Request: Will you print the material below without altering a single character?

(Extracts from a graphics dataset)
__________
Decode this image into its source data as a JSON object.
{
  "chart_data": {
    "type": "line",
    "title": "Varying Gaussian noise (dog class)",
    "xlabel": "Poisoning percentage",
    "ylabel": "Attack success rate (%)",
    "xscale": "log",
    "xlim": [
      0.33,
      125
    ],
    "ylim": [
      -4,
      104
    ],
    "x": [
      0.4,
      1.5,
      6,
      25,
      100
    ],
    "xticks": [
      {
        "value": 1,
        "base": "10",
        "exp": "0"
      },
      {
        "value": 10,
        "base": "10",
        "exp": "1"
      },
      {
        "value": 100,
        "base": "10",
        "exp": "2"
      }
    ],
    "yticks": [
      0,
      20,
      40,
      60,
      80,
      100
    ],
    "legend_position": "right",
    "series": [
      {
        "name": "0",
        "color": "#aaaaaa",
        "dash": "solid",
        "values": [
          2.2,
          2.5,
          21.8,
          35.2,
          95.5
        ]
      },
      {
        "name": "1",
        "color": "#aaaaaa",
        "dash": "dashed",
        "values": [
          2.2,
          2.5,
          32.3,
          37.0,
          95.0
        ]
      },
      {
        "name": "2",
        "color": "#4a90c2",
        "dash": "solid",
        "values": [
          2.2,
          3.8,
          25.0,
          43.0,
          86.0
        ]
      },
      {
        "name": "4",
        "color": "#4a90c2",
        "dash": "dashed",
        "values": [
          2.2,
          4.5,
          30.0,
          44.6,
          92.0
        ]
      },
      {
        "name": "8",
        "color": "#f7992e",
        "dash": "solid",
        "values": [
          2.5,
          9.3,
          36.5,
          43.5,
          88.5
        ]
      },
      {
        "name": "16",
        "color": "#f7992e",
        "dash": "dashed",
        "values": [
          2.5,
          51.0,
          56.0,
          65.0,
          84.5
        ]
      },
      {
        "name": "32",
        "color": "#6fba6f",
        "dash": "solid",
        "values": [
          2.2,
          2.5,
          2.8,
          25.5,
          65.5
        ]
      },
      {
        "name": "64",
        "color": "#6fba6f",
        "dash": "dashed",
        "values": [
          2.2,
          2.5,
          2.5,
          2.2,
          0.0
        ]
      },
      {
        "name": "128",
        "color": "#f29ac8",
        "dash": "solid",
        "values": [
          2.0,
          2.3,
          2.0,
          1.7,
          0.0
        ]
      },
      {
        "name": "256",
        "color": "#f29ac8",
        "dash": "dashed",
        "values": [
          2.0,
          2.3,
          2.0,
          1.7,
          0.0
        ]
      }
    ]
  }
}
__________
Exercise solution:
Decode this image into its source data as a JSON object.
{
  "chart_data": {
    "type": "line",
    "title": "Varying Gaussian noise (dog class)",
    "xlabel": "Poisoning percentage",
    "ylabel": "Attack success rate (%)",
    "xscale": "log",
    "xlim": [
      0.33,
      125
    ],
    "ylim": [
      -4,
      104
    ],
    "x": [
      0.4,
      1.5,
      6,
      25,
      100
    ],
    "xticks": [
      {
        "value": 1,
        "base": "10",
        "exp": "0"
      },
      {
        "value": 10,
        "base": "10",
        "exp": "1"
      },
      {
        "value": 100,
        "base": "10",
        "exp": "2"
      }
    ],
    "yticks": [
      0,
      20,
      40,
      60,
      80,
      100
    ],
    "legend_position": "right",
    "series": [
      {
        "name": "0",
        "color": "#aaaaaa",
        "dash": "solid",
        "values": [
          2.2,
          2.5,
          21.8,
          35.2,
          95.5
        ]
      },
      {
        "name": "1",
        "color": "#aaaaaa",
        "dash": "dashed",
        "values": [
          2.2,
          2.5,
          32.3,
          37.0,
          95.0
        ]
      },
      {
        "name": "2",
        "color": "#4a90c2",
        "dash": "solid",
        "values": [
          2.2,
          3.8,
          25.0,
          43.0,
          86.0
        ]
      },
      {
        "name": "4",
        "color": "#4a90c2",
        "dash": "dashed",
        "values": [
          2.2,
          4.5,
          30.0,
          44.6,
          92.0
        ]
      },
      {
        "name": "8",
        "color": "#f7992e",
        "dash": "solid",
        "values": [
          2.5,
          9.3,
          36.5,
          43.5,
          88.5
        ]
      },
      {
        "name": "16",
        "color": "#f7992e",
        "dash": "dashed",
        "values": [
          2.5,
          51.0,
          56.0,
          65.0,
          84.5
        ]
      },
      {
        "name": "32",
        "color": "#6fba6f",
        "dash": "solid",
        "values": [
          2.2,
          2.5,
          2.8,
          25.5,
          65.5
        ]
      },
      {
        "name": "64",
        "color": "#6fba6f",
        "dash": "dashed",
        "values": [
          2.2,
          2.5,
          2.5,
          2.2,
          0.0
        ]
      },
      {
        "name": "128",
        "color": "#f29ac8",
        "dash": "solid",
        "values": [
          2.0,
          2.3,
          2.0,
          1.7,
          0.0
        ]
      },
      {
        "name": "256",
        "color": "#f29ac8",
        "dash": "dashed",
        "values": [
          2.0,
          2.3,
          2.0,
          1.7,
          0.0
        ]
      }
    ]
  }
}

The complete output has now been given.